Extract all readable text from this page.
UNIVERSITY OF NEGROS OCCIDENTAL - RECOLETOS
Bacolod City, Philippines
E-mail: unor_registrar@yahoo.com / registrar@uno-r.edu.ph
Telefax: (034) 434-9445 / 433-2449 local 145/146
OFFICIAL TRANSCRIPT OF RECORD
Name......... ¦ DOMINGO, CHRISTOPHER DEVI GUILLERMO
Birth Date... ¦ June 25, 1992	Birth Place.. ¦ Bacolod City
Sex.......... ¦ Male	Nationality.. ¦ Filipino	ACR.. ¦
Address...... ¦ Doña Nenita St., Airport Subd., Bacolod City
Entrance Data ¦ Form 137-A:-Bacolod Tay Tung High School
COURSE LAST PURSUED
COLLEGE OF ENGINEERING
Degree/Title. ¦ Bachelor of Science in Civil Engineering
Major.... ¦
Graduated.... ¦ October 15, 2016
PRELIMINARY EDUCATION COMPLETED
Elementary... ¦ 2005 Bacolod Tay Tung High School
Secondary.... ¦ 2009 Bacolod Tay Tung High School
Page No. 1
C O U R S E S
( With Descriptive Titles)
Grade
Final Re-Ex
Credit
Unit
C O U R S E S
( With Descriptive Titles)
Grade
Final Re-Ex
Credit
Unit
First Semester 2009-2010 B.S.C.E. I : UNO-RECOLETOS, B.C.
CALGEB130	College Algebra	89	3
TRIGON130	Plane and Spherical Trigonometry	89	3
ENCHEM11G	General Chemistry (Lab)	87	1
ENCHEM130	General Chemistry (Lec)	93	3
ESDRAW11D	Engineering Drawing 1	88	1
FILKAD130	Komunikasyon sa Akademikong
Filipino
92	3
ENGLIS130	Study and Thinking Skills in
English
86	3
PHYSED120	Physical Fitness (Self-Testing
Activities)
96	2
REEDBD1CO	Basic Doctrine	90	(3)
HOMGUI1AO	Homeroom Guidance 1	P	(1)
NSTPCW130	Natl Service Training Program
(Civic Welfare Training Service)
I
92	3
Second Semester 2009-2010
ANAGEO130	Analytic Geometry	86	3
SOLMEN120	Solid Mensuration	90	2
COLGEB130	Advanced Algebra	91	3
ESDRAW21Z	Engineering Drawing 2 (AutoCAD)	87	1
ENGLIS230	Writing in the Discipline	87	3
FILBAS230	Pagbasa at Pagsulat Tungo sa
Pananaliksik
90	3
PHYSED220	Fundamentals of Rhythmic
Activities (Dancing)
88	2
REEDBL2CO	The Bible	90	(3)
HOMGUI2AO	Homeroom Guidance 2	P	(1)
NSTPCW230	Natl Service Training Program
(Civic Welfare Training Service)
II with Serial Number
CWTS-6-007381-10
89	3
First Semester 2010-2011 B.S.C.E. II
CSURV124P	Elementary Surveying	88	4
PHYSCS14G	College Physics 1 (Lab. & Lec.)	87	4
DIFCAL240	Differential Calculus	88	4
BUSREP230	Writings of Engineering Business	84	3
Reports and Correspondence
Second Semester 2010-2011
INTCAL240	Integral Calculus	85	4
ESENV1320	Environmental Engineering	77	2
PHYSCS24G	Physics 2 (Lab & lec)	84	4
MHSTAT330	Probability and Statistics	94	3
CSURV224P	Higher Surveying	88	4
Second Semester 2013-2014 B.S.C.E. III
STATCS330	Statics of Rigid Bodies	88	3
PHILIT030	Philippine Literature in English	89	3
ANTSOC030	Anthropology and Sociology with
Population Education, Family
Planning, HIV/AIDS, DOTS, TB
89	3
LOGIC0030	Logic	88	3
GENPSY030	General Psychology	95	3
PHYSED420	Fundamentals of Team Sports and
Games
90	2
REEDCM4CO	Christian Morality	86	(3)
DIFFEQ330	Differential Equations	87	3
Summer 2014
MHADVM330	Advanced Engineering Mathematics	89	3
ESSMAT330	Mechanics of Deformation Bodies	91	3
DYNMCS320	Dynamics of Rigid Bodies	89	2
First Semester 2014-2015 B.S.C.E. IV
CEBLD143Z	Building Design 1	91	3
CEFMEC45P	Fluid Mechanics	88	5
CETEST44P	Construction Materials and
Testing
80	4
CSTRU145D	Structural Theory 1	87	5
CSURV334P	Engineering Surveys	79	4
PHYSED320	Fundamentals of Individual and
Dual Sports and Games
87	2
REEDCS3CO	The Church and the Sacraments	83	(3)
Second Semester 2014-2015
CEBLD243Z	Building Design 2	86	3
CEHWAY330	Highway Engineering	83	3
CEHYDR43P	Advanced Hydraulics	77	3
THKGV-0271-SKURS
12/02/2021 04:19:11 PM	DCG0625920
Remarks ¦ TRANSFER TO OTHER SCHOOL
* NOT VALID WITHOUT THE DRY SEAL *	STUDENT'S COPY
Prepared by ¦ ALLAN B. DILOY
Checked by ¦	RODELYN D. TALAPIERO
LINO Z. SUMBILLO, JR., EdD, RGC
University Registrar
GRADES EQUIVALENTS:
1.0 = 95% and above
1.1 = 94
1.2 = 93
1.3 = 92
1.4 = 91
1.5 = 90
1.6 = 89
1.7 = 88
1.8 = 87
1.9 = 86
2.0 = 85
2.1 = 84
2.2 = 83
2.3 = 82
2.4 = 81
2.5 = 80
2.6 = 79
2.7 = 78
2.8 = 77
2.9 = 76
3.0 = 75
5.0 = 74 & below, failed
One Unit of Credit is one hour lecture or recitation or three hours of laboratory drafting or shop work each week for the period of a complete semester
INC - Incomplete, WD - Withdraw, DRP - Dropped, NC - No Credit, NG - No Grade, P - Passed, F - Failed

■ ■ ■ ■

### What the task requires
State the number of lines above that hold the string "Design", with nothing added.

### Finished task
2